▸ SET TASK:
Copy the data precisely, character for character, and leave out every picture.
==*==
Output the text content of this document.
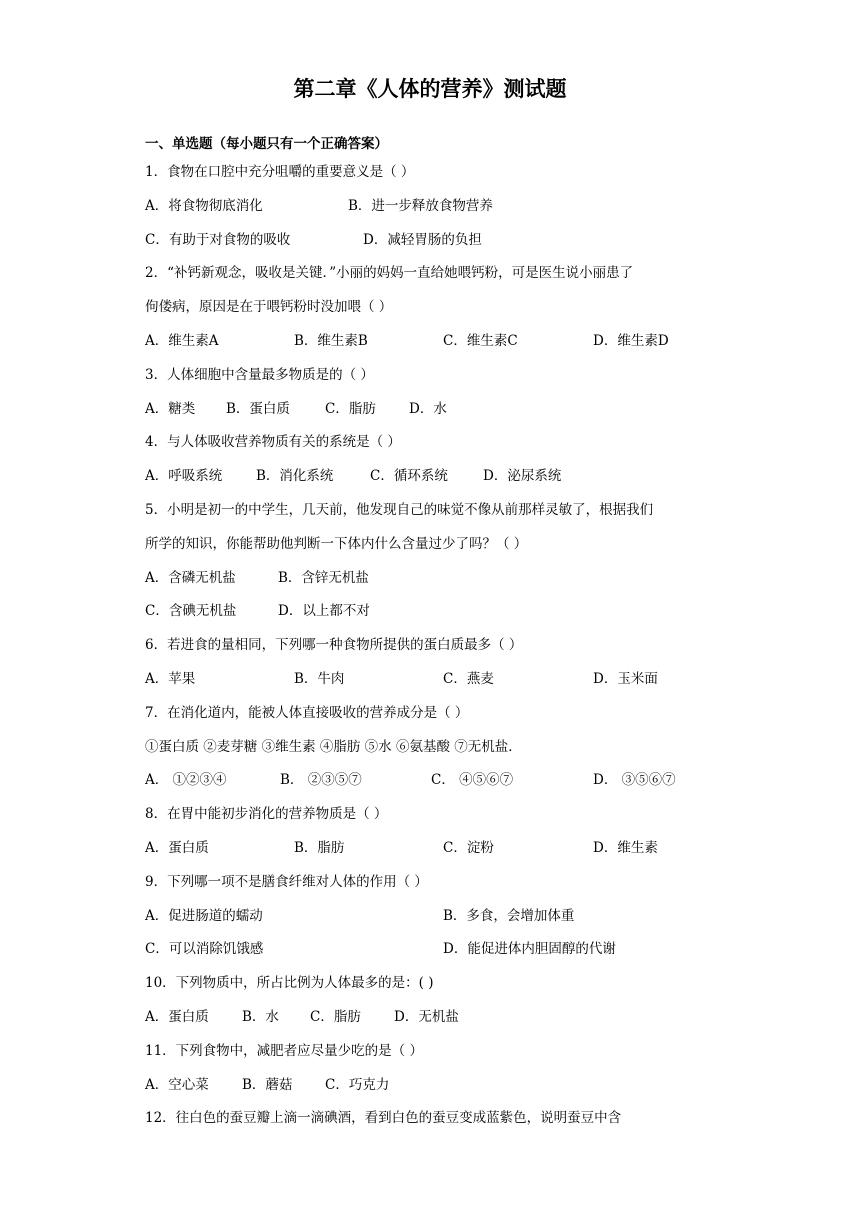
第二章《人体的营养》测试题
一、单选题（每小题只有一个正确答案）
1．食物在口腔中充分咀嚼的重要意义是（ ）
A．将食物彻底消化	B．进一步释放食物营养
C．有助于对食物的吸收	D．减轻胃肠的负担
2．“补钙新观念，吸收是关键．”小丽的妈妈一直给她喂钙粉，可是医生说小丽患了
佝偻病，原因是在于喂钙粉时没加喂（ ）
A．维生素A	B．维生素B	C．维生素C	D．维生素D
3．人体细胞中含量最多物质是的（ ）
A．糖类 B．蛋白质	C．脂肪 D．水
4．与人体吸收营养物质有关的系统是（ ）
A．呼吸系统	B．消化系统	C．循环系统	D．泌尿系统
5．小明是初一的中学生，几天前，他发现自己的味觉不像从前那样灵敏了，根据我们
所学的知识，你能帮助他判断一下体内什么含量过少了吗？（ ）
A．含磷无机盐	B．含锌无机盐
C．含碘无机盐	D．以上都不对
6．若进食的量相同，下列哪一种食物所提供的蛋白质最多（ ）
A．苹果	B．牛肉	C．燕麦	D．玉米面
7．在消化道内，能被人体直接吸收的营养成分是（ ）
①蛋白质 ②麦芽糖 ③维生素 ④脂肪 ⑤水 ⑥氨基酸 ⑦无机盐．
A． ①②③④	B． ②③⑤⑦	C． ④⑤⑥⑦	D． ③⑤⑥⑦
8．在胃中能初步消化的营养物质是（ ）
A．蛋白质	B．脂肪	C．淀粉	D．维生素
9．下列哪一项不是膳食纤维对人体的作用（ ）
A．促进肠道的蠕动	B．多食，会增加体重
C．可以消除饥饿感	D．能促进体内胆固醇的代谢
10．下列物质中，所占比例为人体最多的是：( )
A．蛋白质 B．水 C．脂肪 D．无机盐
11．下列食物中，减肥者应尽量少吃的是（ ）
A．空心菜 B．蘑菇 C．巧克力
12．往白色的蚕豆瓣上滴一滴碘酒，看到白色的蚕豆变成蓝紫色，说明蚕豆中含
==*==
▸ RESULT OF THIS TASK:
Output the text content of this document.
第二章《人体的营养》测试题
一、单选题（每小题只有一个正确答案）
1．食物在口腔中充分咀嚼的重要意义是（ ）
A．将食物彻底消化	B．进一步释放食物营养
C．有助于对食物的吸收	D．减轻胃肠的负担
2．“补钙新观念，吸收是关键．”小丽的妈妈一直给她喂钙粉，可是医生说小丽患了
佝偻病，原因是在于喂钙粉时没加喂（ ）
A．维生素A	B．维生素B	C．维生素C	D．维生素D
3．人体细胞中含量最多物质是的（ ）
A．糖类 B．蛋白质	C．脂肪 D．水
4．与人体吸收营养物质有关的系统是（ ）
A．呼吸系统	B．消化系统	C．循环系统	D．泌尿系统
5．小明是初一的中学生，几天前，他发现自己的味觉不像从前那样灵敏了，根据我们
所学的知识，你能帮助他判断一下体内什么含量过少了吗？（ ）
A．含磷无机盐	B．含锌无机盐
C．含碘无机盐	D．以上都不对
6．若进食的量相同，下列哪一种食物所提供的蛋白质最多（ ）
A．苹果	B．牛肉	C．燕麦	D．玉米面
7．在消化道内，能被人体直接吸收的营养成分是（ ）
①蛋白质 ②麦芽糖 ③维生素 ④脂肪 ⑤水 ⑥氨基酸 ⑦无机盐．
A． ①②③④	B． ②③⑤⑦	C． ④⑤⑥⑦	D． ③⑤⑥⑦
8．在胃中能初步消化的营养物质是（ ）
A．蛋白质	B．脂肪	C．淀粉	D．维生素
9．下列哪一项不是膳食纤维对人体的作用（ ）
A．促进肠道的蠕动	B．多食，会增加体重
C．可以消除饥饿感	D．能促进体内胆固醇的代谢
10．下列物质中，所占比例为人体最多的是：( )
A．蛋白质 B．水 C．脂肪 D．无机盐
11．下列食物中，减肥者应尽量少吃的是（ ）
A．空心菜 B．蘑菇 C．巧克力
12．往白色的蚕豆瓣上滴一滴碘酒，看到白色的蚕豆变成蓝紫色，说明蚕豆中含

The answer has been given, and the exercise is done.